What you need to do:
Select, from the data, each line where "this" occurs.
# START OF Dataset entries
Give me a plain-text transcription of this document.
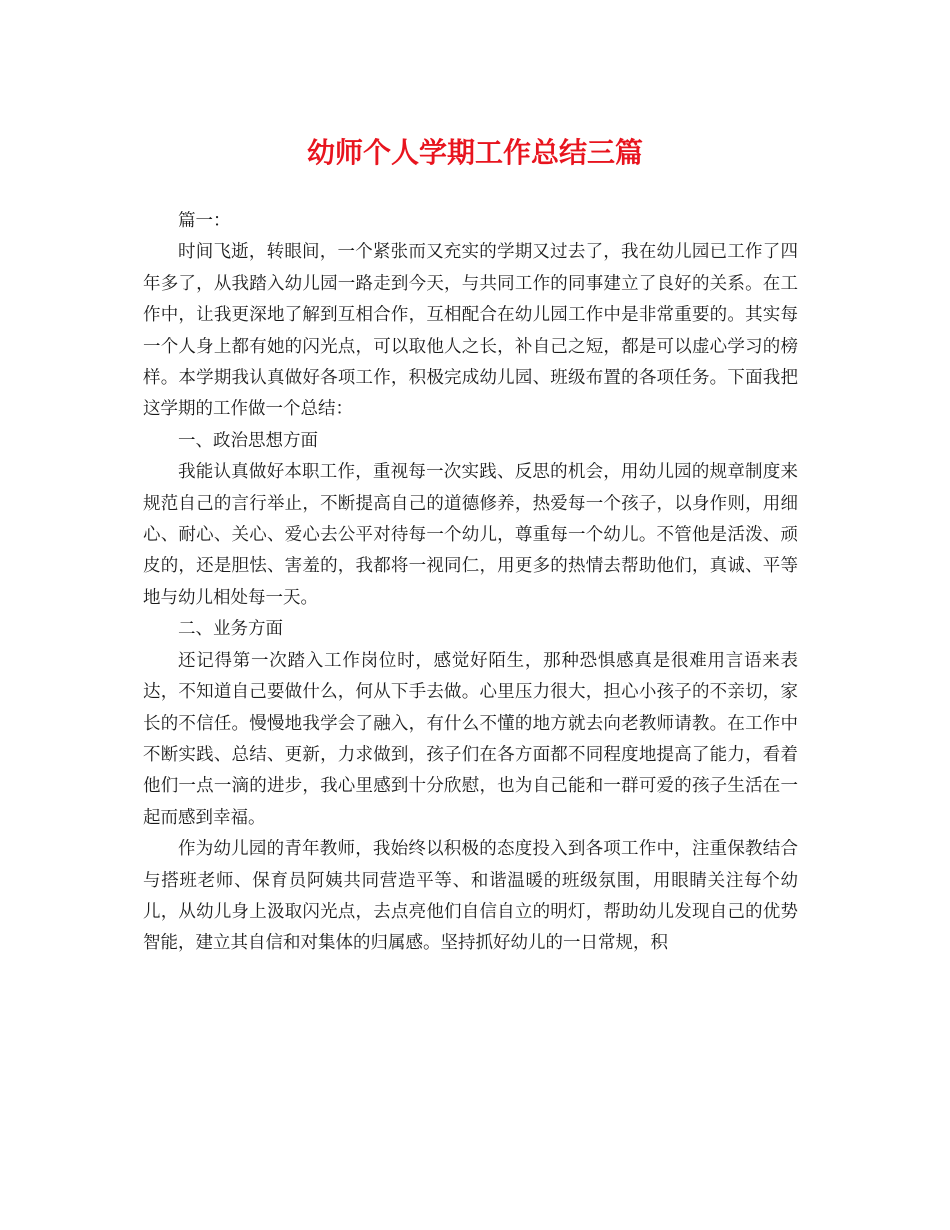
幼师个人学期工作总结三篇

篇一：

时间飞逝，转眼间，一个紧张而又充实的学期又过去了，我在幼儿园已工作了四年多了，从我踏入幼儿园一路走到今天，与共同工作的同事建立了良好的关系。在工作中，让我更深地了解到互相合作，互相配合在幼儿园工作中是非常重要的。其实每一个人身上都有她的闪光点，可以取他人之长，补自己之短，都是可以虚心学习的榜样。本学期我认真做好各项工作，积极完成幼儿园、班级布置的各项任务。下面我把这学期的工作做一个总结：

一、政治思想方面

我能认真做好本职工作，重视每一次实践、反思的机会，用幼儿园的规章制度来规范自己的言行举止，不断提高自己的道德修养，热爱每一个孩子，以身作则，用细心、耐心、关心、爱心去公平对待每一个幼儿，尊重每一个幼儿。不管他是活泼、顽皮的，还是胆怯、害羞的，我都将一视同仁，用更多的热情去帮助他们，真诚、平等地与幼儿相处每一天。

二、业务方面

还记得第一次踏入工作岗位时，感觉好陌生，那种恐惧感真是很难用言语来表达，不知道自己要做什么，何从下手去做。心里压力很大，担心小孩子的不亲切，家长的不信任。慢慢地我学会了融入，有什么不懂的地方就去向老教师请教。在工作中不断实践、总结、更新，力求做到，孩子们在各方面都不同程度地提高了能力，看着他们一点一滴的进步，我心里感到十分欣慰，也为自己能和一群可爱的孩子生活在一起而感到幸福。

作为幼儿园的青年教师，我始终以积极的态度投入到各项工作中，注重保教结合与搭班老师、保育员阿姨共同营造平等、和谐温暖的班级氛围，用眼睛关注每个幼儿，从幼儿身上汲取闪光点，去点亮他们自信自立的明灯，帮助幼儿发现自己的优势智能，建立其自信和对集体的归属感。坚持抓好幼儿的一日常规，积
# END OF Dataset entries
# START OF Dataset entries
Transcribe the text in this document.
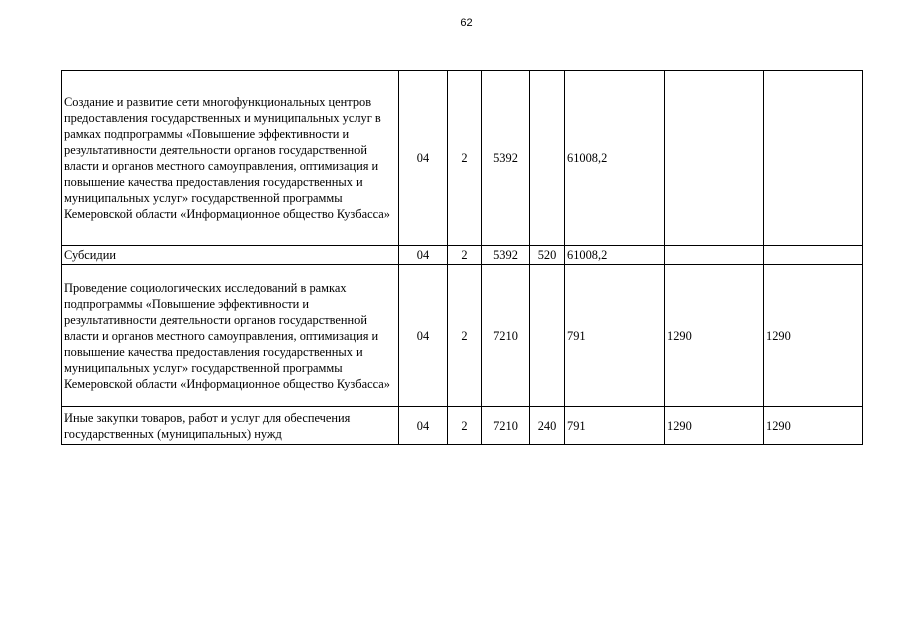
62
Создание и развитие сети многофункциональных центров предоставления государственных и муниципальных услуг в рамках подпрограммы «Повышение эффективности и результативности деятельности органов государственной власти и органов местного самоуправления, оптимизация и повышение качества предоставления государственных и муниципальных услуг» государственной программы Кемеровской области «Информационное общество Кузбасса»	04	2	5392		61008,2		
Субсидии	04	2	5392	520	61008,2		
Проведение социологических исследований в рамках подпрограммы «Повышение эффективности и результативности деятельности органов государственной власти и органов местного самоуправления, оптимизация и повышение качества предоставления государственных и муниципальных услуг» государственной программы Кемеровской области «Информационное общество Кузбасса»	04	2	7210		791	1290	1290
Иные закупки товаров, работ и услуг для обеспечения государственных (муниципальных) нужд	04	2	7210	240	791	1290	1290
# END OF Dataset entries
Correct answer:
Give me a plain-text transcription of this document.
Transcribe the text in this document.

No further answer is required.